== PROBLEM STATEMENT ==
Extract the full listing verbatim and drop any pictures from your copy.

== THE RECORDS ==
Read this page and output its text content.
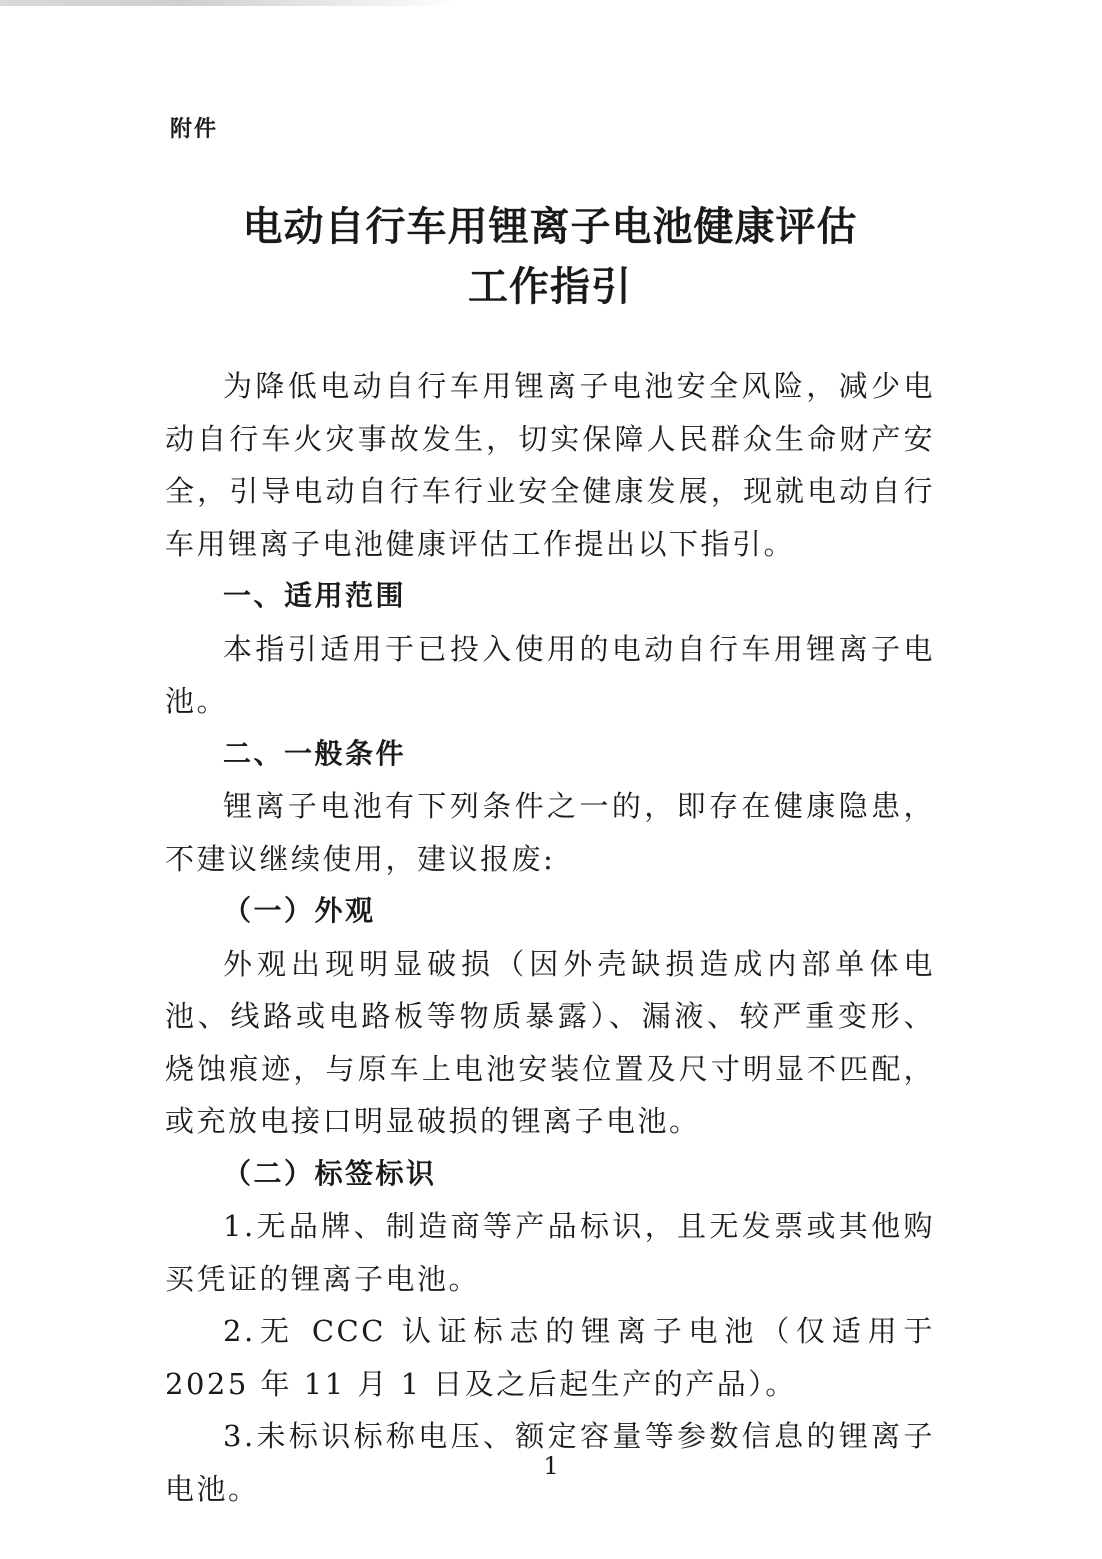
附件
电动自行车用锂离子电池健康评估
工作指引

为降低电动自行车用锂离子电池安全风险，减少电动自行车火灾事故发生，切实保障人民群众生命财产安全，引导电动自行车行业安全健康发展，现就电动自行车用锂离子电池健康评估工作提出以下指引。

一、适用范围

本指引适用于已投入使用的电动自行车用锂离子电池。

二、一般条件

锂离子电池有下列条件之一的，即存在健康隐患，不建议继续使用，建议报废:

（一）外观

外观出现明显破损（因外壳缺损造成内部单体电池、线路或电路板等物质暴露）、漏液、较严重变形、烧蚀痕迹，与原车上电池安装位置及尺寸明显不匹配，或充放电接口明显破损的锂离子电池。

（二）标签标识

1.无品牌、制造商等产品标识，且无发票或其他购买凭证的锂离子电池。

2.无 CCC 认证标志的锂离子电池（仅适用于 2025 年 11 月 1 日及之后起生产的产品）。

3.未标识标称电压、额定容量等参数信息的锂离子电池。

1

== RESULT OF THIS EXERCISE ==
Read this page and output its text content.
附件
电动自行车用锂离子电池健康评估
工作指引

为降低电动自行车用锂离子电池安全风险，减少电动自行车火灾事故发生，切实保障人民群众生命财产安全，引导电动自行车行业安全健康发展，现就电动自行车用锂离子电池健康评估工作提出以下指引。

一、适用范围

本指引适用于已投入使用的电动自行车用锂离子电池。

二、一般条件

锂离子电池有下列条件之一的，即存在健康隐患，不建议继续使用，建议报废:

（一）外观

外观出现明显破损（因外壳缺损造成内部单体电池、线路或电路板等物质暴露）、漏液、较严重变形、烧蚀痕迹，与原车上电池安装位置及尺寸明显不匹配，或充放电接口明显破损的锂离子电池。

（二）标签标识

1.无品牌、制造商等产品标识，且无发票或其他购买凭证的锂离子电池。

2.无 CCC 认证标志的锂离子电池（仅适用于 2025 年 11 月 1 日及之后起生产的产品）。

3.未标识标称电压、额定容量等参数信息的锂离子电池。

1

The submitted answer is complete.